Scan the data. Collect each line that contains the word "marker".

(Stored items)

○ ○ ○ ○ ○

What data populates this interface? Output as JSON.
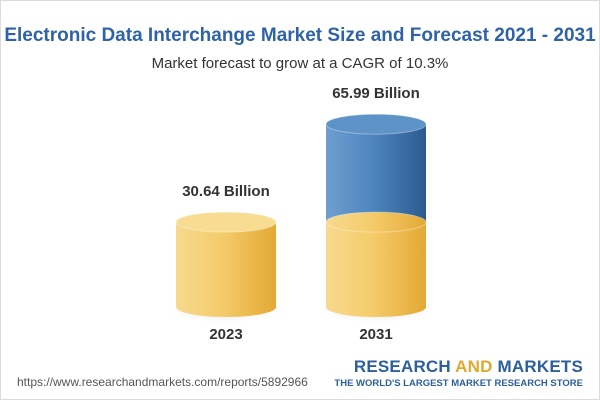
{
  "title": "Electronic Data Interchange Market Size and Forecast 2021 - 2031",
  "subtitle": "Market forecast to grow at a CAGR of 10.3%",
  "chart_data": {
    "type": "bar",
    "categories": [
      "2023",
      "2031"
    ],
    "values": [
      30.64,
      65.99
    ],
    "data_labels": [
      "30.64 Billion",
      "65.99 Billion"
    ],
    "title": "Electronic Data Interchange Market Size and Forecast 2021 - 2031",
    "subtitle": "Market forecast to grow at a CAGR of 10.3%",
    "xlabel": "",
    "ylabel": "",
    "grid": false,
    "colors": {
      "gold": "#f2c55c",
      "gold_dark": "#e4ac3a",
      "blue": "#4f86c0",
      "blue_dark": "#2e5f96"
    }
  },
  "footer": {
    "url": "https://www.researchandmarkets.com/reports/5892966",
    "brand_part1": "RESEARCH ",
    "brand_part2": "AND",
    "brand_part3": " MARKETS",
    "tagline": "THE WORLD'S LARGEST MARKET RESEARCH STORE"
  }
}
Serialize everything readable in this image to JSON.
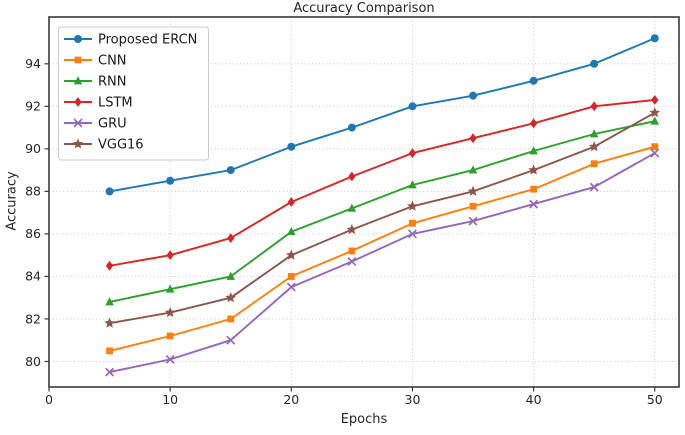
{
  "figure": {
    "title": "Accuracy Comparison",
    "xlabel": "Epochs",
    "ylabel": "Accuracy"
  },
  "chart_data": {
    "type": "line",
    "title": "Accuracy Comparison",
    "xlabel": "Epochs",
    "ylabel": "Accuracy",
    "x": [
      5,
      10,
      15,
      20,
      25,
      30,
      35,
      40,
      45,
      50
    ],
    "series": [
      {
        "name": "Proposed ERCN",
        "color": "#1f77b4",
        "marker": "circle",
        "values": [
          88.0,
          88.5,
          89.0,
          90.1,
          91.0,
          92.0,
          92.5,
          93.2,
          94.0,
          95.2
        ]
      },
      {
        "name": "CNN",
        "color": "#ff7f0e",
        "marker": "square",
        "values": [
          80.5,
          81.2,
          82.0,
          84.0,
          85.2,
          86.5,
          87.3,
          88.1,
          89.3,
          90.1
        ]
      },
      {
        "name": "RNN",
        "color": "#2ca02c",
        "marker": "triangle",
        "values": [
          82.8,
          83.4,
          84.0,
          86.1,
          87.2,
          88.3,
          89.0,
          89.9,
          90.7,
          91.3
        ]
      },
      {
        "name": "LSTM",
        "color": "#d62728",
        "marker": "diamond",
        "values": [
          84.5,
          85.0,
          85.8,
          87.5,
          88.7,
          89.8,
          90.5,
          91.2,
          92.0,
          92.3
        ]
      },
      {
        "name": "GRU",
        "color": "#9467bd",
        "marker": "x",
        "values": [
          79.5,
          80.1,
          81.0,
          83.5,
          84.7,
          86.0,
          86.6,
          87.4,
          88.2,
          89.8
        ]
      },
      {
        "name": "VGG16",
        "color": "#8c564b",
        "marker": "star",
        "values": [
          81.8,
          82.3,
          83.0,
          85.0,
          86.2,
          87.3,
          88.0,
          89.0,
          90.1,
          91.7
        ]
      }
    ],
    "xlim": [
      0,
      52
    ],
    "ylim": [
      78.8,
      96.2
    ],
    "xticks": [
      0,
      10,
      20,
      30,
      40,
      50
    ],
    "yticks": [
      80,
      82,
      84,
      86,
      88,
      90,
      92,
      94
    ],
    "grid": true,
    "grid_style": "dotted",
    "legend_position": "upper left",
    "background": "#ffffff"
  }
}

○ ○ ○ ○ ○

COMPLETED TASK
        "marker": "circle",
        "marker": "square",
        "marker": "triangle",
        "marker": "diamond",
        "marker": "x",
        "marker": "star",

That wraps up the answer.